>> BEGIN

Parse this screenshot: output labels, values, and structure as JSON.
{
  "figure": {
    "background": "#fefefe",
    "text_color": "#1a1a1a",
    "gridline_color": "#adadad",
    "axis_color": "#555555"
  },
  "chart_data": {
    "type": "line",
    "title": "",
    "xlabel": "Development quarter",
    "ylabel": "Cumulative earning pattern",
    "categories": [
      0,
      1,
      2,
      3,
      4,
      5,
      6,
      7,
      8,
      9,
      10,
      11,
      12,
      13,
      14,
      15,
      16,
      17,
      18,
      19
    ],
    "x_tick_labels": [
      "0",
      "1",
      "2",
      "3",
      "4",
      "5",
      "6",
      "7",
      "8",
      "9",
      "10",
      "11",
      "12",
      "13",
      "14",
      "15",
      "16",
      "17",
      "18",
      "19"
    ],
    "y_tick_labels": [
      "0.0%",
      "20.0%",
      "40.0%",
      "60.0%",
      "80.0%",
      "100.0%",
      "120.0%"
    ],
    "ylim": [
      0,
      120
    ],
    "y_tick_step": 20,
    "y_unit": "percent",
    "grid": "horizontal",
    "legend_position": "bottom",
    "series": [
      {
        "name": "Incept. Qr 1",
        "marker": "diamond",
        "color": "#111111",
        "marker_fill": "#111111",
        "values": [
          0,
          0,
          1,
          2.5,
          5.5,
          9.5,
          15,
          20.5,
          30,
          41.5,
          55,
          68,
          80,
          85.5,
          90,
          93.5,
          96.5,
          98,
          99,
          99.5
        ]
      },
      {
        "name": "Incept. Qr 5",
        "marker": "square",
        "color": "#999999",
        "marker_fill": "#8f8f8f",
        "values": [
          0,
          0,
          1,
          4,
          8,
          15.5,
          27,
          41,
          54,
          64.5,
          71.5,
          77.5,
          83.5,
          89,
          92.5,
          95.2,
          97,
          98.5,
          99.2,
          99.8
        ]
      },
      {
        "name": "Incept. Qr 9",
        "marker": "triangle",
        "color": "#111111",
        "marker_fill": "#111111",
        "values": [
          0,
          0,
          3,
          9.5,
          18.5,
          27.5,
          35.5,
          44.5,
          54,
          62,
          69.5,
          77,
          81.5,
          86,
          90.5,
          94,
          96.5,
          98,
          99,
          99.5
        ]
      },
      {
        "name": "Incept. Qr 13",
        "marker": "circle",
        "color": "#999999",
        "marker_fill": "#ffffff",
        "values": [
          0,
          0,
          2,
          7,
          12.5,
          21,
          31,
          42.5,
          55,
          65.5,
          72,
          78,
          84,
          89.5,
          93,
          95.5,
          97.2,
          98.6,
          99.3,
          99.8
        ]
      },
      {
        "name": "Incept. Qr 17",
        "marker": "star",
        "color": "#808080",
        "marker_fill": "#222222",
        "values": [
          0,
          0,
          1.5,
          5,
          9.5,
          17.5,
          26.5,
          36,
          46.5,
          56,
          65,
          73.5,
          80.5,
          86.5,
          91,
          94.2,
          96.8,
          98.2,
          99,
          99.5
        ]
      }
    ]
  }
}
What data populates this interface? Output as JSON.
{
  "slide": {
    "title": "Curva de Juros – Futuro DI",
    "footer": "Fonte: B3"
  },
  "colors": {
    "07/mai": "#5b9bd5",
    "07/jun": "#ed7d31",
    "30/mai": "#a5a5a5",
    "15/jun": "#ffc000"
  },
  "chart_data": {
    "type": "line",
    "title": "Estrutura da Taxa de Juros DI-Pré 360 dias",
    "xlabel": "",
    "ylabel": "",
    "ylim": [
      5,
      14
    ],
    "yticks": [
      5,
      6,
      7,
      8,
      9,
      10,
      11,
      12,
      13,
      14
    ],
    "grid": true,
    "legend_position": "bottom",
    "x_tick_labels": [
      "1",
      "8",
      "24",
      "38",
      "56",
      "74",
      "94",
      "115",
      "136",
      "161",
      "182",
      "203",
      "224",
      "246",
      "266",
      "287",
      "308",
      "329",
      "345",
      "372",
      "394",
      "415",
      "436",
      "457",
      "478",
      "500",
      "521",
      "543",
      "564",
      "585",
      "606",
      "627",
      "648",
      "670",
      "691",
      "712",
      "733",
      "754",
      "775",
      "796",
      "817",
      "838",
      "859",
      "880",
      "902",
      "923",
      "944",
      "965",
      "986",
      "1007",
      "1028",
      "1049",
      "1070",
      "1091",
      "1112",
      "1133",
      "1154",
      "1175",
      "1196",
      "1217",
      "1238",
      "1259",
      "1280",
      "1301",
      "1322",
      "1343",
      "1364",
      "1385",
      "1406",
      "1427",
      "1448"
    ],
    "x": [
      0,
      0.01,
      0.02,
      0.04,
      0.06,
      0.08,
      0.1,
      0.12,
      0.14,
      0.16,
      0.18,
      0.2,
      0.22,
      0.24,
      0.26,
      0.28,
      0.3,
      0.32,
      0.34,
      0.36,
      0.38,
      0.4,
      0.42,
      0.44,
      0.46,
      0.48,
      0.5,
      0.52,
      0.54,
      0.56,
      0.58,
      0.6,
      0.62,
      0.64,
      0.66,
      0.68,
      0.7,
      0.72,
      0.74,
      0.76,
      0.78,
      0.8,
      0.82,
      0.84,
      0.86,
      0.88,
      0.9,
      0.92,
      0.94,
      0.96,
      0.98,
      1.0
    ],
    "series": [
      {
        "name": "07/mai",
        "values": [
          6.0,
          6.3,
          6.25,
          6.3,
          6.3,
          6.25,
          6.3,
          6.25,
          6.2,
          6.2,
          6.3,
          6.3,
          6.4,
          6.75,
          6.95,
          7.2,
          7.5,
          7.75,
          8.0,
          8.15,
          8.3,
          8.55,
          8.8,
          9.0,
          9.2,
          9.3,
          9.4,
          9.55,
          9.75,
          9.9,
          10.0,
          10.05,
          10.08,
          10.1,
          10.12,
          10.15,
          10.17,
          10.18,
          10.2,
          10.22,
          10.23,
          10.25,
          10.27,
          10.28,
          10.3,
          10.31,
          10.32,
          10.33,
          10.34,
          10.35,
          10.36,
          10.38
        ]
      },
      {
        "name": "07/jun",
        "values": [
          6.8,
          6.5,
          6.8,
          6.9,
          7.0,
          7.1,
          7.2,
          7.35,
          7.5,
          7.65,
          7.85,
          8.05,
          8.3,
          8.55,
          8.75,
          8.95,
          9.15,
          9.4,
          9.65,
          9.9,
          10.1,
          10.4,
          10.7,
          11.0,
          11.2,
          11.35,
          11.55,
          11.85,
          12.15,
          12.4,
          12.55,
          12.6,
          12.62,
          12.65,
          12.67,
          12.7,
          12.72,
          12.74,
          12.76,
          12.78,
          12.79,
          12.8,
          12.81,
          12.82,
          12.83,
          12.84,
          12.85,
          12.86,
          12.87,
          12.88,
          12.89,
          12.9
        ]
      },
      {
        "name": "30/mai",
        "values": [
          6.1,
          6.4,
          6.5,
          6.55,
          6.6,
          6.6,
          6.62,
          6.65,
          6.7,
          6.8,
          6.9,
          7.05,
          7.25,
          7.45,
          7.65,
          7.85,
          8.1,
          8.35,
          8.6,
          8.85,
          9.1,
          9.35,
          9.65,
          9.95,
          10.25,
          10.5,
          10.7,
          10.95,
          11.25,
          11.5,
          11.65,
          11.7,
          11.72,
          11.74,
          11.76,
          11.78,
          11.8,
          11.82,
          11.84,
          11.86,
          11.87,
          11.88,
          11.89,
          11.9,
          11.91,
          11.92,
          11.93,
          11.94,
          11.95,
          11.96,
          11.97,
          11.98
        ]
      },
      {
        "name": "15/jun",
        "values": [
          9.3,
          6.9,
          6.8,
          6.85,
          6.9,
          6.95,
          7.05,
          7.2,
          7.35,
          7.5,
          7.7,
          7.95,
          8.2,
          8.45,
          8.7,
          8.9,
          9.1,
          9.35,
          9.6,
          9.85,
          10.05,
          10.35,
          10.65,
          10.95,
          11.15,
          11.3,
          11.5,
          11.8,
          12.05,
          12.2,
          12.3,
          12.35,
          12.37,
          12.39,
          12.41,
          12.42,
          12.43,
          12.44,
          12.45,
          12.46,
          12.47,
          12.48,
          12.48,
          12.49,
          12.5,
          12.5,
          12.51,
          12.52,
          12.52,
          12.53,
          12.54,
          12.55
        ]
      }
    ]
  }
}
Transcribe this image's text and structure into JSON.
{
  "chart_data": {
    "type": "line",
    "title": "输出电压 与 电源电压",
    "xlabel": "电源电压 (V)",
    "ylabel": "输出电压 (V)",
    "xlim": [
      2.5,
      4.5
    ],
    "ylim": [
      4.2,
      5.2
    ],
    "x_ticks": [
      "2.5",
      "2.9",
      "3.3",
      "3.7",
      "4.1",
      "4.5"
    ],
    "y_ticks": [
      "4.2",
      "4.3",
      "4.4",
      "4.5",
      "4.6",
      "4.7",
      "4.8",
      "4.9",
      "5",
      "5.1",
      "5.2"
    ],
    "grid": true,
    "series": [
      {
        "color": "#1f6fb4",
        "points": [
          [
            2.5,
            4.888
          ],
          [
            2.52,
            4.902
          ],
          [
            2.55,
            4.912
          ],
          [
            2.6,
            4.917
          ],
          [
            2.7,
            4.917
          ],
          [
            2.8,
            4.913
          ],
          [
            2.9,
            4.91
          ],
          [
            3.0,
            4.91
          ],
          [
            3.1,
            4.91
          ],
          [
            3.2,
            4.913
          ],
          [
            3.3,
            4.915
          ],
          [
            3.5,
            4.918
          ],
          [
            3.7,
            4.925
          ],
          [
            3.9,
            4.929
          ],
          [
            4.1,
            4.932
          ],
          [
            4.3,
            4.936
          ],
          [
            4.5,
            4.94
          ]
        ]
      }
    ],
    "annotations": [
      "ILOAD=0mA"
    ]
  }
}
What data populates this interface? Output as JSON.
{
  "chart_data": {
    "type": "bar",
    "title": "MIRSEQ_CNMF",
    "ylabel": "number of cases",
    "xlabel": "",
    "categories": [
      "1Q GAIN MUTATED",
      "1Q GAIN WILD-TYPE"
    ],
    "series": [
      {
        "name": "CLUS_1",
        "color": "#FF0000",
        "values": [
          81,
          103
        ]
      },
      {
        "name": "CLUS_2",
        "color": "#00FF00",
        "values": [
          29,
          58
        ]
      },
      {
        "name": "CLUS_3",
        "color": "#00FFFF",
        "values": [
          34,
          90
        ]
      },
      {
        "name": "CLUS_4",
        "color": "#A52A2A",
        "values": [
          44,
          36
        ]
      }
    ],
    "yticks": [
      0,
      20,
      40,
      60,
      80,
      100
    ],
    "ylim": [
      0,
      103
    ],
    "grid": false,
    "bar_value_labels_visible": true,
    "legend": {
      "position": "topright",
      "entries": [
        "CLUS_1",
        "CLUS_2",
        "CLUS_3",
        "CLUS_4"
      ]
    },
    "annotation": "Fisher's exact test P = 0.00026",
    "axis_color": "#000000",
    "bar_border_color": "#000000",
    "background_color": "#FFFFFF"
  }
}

>> END

## WHAT YOU SHOULD DO
Pick out each line above that includes "xlabel" and show it.

## TASK RESPONSE
    "xlabel": "Development quarter",
    "xlabel": "",
    "xlabel": "电源电压 (V)",
    "xlabel": "",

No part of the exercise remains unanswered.